• [WHAT THE TASK ASKS] Copy out only the span from the line with "Extract all readable text from this page." to the end of the data, both ends kept, word for word.

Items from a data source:
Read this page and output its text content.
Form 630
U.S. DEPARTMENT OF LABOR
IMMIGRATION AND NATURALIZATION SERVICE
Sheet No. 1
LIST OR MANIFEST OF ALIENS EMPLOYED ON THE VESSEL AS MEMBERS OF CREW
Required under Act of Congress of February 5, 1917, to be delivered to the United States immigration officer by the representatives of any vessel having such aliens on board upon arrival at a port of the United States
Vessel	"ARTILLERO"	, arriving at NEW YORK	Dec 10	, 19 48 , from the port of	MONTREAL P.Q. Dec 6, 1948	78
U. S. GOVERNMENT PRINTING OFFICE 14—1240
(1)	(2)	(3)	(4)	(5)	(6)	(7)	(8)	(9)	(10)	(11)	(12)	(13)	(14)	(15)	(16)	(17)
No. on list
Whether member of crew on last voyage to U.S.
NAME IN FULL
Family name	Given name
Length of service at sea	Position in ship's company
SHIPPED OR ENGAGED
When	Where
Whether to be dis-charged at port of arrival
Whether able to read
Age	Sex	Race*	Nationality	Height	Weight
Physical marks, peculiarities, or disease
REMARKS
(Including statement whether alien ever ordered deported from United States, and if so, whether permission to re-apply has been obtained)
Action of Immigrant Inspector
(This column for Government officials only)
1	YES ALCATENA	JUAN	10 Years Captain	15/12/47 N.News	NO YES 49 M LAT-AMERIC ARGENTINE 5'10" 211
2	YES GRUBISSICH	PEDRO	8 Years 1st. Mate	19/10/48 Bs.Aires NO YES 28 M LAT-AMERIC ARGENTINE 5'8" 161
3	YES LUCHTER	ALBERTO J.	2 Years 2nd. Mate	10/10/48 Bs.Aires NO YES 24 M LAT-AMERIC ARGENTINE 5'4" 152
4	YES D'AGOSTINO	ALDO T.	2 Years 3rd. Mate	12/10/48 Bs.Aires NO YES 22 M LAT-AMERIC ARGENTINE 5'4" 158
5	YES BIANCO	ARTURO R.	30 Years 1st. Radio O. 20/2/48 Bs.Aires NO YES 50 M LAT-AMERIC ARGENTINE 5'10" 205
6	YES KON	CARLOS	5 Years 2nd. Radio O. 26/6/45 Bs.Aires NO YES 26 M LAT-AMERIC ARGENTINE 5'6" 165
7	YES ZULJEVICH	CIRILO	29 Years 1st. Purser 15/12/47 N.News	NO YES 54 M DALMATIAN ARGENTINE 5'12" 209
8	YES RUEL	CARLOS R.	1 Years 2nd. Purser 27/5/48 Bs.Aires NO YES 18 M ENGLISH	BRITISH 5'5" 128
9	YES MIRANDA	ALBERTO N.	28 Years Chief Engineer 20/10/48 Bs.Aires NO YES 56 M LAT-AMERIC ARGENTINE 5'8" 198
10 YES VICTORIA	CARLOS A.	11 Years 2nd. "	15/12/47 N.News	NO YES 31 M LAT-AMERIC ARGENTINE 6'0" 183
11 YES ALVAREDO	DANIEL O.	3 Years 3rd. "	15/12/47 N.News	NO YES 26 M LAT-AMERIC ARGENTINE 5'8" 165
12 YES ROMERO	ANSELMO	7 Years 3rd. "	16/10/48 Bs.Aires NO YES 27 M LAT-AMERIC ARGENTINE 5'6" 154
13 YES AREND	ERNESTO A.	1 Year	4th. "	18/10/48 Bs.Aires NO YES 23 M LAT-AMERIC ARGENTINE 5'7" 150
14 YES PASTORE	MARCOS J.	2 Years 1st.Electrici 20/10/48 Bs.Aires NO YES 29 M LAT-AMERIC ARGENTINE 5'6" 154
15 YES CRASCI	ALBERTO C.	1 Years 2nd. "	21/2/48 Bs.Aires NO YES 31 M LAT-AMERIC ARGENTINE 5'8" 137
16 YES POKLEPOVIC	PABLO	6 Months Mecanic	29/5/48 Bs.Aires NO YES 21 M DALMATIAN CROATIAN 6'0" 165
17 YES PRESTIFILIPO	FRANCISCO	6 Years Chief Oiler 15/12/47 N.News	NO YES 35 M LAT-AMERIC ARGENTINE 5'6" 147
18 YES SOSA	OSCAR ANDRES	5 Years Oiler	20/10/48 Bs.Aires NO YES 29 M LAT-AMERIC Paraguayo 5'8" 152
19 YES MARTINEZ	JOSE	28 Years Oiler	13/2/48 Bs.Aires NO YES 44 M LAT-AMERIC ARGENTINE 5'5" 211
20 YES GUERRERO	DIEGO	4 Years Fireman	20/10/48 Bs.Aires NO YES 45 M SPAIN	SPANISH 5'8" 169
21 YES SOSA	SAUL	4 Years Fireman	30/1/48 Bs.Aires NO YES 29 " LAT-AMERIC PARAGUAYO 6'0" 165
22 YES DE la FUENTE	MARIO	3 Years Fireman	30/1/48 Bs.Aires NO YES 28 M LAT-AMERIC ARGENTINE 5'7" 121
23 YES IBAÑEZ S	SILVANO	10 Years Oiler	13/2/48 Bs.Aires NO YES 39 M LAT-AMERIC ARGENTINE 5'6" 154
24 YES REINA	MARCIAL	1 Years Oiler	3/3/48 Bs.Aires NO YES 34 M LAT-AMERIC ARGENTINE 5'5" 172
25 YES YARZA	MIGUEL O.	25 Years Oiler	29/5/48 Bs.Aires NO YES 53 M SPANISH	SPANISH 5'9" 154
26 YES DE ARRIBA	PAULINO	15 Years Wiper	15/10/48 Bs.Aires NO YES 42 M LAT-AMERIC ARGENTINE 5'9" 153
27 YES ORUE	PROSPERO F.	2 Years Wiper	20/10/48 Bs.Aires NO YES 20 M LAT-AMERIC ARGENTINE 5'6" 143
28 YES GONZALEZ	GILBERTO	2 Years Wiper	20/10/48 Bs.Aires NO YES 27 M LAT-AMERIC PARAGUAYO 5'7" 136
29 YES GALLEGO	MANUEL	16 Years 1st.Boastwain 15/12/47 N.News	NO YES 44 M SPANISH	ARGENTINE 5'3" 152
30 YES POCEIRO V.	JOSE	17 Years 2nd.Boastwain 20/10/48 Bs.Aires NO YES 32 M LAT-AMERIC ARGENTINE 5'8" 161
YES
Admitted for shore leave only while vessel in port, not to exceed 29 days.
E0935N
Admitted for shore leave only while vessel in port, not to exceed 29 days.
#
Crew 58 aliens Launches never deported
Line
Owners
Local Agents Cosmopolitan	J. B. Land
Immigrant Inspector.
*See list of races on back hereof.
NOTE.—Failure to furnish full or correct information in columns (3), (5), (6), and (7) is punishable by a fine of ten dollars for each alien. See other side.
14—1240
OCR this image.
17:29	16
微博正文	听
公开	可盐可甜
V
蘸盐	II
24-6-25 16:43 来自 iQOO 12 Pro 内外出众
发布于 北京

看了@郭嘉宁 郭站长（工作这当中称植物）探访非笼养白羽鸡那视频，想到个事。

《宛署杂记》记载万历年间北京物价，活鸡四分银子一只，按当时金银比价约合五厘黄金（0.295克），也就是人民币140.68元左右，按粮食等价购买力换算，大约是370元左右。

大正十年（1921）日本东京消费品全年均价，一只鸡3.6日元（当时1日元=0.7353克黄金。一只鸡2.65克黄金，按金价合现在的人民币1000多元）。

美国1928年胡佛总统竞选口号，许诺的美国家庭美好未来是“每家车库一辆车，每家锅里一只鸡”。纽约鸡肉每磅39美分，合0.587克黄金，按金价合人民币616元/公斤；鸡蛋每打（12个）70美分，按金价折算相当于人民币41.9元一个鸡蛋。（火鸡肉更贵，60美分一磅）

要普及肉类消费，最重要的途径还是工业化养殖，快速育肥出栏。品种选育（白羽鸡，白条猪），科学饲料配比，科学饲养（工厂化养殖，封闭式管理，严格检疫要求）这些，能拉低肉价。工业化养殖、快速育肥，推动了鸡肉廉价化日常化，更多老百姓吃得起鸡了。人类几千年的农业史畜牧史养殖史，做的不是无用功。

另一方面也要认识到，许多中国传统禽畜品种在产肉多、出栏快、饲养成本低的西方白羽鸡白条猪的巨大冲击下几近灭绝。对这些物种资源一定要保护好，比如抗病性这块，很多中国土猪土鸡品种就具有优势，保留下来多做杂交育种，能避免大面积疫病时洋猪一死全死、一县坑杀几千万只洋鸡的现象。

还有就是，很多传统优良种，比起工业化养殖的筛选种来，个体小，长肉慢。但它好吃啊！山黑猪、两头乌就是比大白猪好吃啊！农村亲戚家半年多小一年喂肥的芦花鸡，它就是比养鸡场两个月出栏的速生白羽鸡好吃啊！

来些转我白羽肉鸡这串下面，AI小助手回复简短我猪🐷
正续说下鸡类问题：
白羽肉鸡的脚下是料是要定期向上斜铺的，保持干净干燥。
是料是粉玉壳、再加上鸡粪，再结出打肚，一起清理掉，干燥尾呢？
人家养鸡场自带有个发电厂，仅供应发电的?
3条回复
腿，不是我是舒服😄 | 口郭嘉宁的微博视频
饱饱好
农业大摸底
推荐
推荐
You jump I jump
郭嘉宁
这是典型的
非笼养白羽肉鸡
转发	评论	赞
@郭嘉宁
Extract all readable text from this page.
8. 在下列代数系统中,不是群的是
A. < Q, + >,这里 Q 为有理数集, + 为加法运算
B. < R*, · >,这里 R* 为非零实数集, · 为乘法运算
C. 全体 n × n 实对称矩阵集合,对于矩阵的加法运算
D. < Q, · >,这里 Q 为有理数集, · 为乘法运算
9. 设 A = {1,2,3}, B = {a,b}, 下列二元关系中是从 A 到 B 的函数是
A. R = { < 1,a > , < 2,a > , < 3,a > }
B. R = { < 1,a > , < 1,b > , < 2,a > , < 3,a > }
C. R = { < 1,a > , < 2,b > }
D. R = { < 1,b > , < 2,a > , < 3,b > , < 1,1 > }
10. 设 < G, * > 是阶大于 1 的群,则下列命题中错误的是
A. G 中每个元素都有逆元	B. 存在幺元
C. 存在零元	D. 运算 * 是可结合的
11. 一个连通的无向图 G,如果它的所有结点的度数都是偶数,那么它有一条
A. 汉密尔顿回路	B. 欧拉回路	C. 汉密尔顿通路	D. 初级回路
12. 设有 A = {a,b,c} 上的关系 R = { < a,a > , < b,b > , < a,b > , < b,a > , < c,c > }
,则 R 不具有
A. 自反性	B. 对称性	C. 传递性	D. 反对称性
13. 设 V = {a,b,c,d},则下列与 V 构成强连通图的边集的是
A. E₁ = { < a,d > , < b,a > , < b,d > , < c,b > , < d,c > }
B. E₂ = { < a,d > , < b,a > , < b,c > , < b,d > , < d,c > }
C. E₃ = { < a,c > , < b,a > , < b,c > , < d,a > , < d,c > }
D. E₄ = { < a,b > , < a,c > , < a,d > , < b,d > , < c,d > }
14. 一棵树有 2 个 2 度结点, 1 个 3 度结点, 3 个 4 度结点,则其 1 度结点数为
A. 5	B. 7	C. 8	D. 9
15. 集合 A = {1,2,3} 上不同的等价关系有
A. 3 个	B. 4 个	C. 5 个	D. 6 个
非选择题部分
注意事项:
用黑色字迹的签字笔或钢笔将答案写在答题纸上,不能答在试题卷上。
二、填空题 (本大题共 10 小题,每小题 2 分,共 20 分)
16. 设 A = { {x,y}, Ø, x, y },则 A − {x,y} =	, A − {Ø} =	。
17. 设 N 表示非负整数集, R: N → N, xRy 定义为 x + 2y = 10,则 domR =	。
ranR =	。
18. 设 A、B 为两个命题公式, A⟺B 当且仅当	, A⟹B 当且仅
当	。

• [SOLUTION FOR THIS TASK]
Extract all readable text from this page.
8. 在下列代数系统中,不是群的是
A. < Q, + >,这里 Q 为有理数集, + 为加法运算
B. < R*, · >,这里 R* 为非零实数集, · 为乘法运算
C. 全体 n × n 实对称矩阵集合,对于矩阵的加法运算
D. < Q, · >,这里 Q 为有理数集, · 为乘法运算
9. 设 A = {1,2,3}, B = {a,b}, 下列二元关系中是从 A 到 B 的函数是
A. R = { < 1,a > , < 2,a > , < 3,a > }
B. R = { < 1,a > , < 1,b > , < 2,a > , < 3,a > }
C. R = { < 1,a > , < 2,b > }
D. R = { < 1,b > , < 2,a > , < 3,b > , < 1,1 > }
10. 设 < G, * > 是阶大于 1 的群,则下列命题中错误的是
A. G 中每个元素都有逆元	B. 存在幺元
C. 存在零元	D. 运算 * 是可结合的
11. 一个连通的无向图 G,如果它的所有结点的度数都是偶数,那么它有一条
A. 汉密尔顿回路	B. 欧拉回路	C. 汉密尔顿通路	D. 初级回路
12. 设有 A = {a,b,c} 上的关系 R = { < a,a > , < b,b > , < a,b > , < b,a > , < c,c > }
,则 R 不具有
A. 自反性	B. 对称性	C. 传递性	D. 反对称性
13. 设 V = {a,b,c,d},则下列与 V 构成强连通图的边集的是
A. E₁ = { < a,d > , < b,a > , < b,d > , < c,b > , < d,c > }
B. E₂ = { < a,d > , < b,a > , < b,c > , < b,d > , < d,c > }
C. E₃ = { < a,c > , < b,a > , < b,c > , < d,a > , < d,c > }
D. E₄ = { < a,b > , < a,c > , < a,d > , < b,d > , < c,d > }
14. 一棵树有 2 个 2 度结点, 1 个 3 度结点, 3 个 4 度结点,则其 1 度结点数为
A. 5	B. 7	C. 8	D. 9
15. 集合 A = {1,2,3} 上不同的等价关系有
A. 3 个	B. 4 个	C. 5 个	D. 6 个
非选择题部分
注意事项:
用黑色字迹的签字笔或钢笔将答案写在答题纸上,不能答在试题卷上。
二、填空题 (本大题共 10 小题,每小题 2 分,共 20 分)
16. 设 A = { {x,y}, Ø, x, y },则 A − {x,y} =	, A − {Ø} =	。
17. 设 N 表示非负整数集, R: N → N, xRy 定义为 x + 2y = 10,则 domR =	。
ranR =	。
18. 设 A、B 为两个命题公式, A⟺B 当且仅当	, A⟹B 当且仅
当	。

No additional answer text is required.